## Reading text
*-*-*

Here's why you care: If you own an apartment or townhouse in an urban area you don't want commercial vacancies, not just because you moved to the city for convenience, but because ultimately it could take down your home value. That said, you care if you are a company doing okay because it means you may be able to negotiate a terrific new lease where you are, or elsewhere. You need to be reading this story. We can tell you, this is what we've been discussing as real estate and finance lawyers. You should be thinking about this as well. One note, Pristin's article uses the term "Special Receiver" - don't worry, it is pretty much what you think. A Special Receiver is essentially a neutral third party that a court can look to for unbiased guidance as to whether the borrower that is behind in payments is keeping to the workout promise. The Special Receiver is a neutral intermediary for the borrower to send the money to, allowing the lender to get a report and payments from the Special Receiver instead of spending time constantly asking the borrower for an update.



Tuesday, December 9, 2008

Half of Modified Mortgages Back in Default

The Capitol Hill/auto makers story will be in the A section of the papers, so we say the one piece you might miss buried in the business section today is from the Associated Press in the LA Times which reports that, "More than half of all homeowners who had their loans modified to make the payments more affordable in the first half of the year are already in default again." You need to give this story a quick read.

*-*-*

## Record excerpts
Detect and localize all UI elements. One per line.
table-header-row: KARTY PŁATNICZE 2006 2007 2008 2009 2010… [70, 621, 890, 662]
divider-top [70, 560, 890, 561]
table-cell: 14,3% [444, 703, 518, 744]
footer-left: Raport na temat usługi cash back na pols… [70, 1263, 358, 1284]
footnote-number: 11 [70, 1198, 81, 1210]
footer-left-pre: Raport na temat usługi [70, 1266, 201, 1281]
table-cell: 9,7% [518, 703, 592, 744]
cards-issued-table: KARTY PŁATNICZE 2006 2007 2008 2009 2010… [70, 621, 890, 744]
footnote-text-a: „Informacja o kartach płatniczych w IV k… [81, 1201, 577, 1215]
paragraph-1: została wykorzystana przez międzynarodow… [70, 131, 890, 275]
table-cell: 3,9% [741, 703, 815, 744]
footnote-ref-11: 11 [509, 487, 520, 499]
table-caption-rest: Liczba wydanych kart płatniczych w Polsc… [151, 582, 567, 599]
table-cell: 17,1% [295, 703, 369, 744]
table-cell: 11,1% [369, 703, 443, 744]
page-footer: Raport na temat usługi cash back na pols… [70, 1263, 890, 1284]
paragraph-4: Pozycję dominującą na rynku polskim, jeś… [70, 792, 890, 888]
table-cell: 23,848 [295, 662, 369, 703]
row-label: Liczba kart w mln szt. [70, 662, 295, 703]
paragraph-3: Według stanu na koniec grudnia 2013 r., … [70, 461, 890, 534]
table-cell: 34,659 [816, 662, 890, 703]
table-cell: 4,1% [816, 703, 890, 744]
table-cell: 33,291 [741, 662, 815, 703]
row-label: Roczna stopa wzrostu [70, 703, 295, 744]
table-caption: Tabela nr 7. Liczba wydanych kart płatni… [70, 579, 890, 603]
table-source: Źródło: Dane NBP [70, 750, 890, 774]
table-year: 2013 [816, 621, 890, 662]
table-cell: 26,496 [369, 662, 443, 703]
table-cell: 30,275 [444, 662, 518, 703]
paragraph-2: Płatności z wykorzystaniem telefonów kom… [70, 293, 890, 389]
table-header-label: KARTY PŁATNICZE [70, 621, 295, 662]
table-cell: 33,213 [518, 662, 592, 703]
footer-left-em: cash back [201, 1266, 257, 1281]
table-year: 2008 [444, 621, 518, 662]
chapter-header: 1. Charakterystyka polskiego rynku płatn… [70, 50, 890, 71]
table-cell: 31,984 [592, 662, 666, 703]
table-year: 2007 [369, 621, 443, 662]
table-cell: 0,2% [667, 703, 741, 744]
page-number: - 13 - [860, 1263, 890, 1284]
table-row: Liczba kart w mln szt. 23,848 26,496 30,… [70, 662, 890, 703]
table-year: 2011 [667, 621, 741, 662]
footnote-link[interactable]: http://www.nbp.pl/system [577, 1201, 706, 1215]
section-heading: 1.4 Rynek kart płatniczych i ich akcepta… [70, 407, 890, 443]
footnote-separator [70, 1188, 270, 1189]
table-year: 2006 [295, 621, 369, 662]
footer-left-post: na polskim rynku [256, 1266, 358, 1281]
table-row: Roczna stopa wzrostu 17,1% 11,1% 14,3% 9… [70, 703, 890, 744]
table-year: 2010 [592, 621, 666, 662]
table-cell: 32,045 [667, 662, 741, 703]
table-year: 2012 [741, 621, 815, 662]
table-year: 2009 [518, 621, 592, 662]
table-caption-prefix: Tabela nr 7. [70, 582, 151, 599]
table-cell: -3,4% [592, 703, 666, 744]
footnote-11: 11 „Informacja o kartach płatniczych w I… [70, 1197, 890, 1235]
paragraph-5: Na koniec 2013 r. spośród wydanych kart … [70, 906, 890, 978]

*-*-*

## Tasks for this exercise
A. In the real estate text, translate this sentence into Spanish: "A Special Receiver is essentially a neutral third party that a court can look to for unbiased guidance as to whether the borrower that is behind in payments is keeping to the workout promise."
B. Carry on the real estate text past its last sentence.

## Results
A. Un síndico especial es esencialmente un tercero neutral al que un tribunal puede recurrir para obtener una orientación imparcial sobre si el prestatario que está atrasado en los pagos está cumpliendo la promesa del acuerdo de reestructuración.

B.
Here's why you care: The question is why? Are they now behind on their credit cards too? Is it simply untenable? Is it due to job loss? Those are the questions. You should read this story, because the Federal Reserve can lower rates again, but eventually that gets to zero and then what? The "what" has to be a multi-front approach, but the exact mix will be the source of the debate. Helping homeowners has been a top agenda item for many on Capitol Hill and elsewhere, and this report will give them pause to consider how to get it right. They'll be reading this piece and you should be too.



Monday, December 8, 2008

Two Big Stories: Financial Rescue Gridlock? & Big Newspapers Cry for Help

1) Financial Rescue Gridlock? Obama vs.Bush
The eye opening business article today is actually a political article in the Wall Street Journal by Jonathan Weisman and Deborah Solomon who report the current administration and incoming administration are at something of a stalemate on the financial rescue/recovery. Here's the operable sentence from their report which you need to read, "Treasury officials believe Obama aides are being short-sighted in their refusal to offer more policy and lobbying assistance, while the transition team sees an administration looking to be rescued from its own miscues."

Here's why you care: What they are talking about is not just a stimulus package, but also whether to green light the FDIC proposal to help mortgage holders underwater refinance. Why You Care doesn't take political sides, instead would like to make an objective observation. The longer it takes to implement all of the recovery tools, the longer the recovery itself gets postponed. In real terms that means anything that can be done to shorten the durations means less jobs lost, less businesses folding/shrinking, and fewer homes in foreclosure.

Meanwhile, speaking of the Obama economic team, the LA Times' Ralph Vartabedian has a well written piece looking at former Federal Reserve head Paul Volcker's rescue suggestions.

Here's why you care: You care because he's advising Obama. Give this story a quick read when you have a moment because it points the way the Obama team may take in the months ahead. Remember, President-elect Obama noted this weekend there would be more pain ahead, this report on Volcker tracks that sentiment.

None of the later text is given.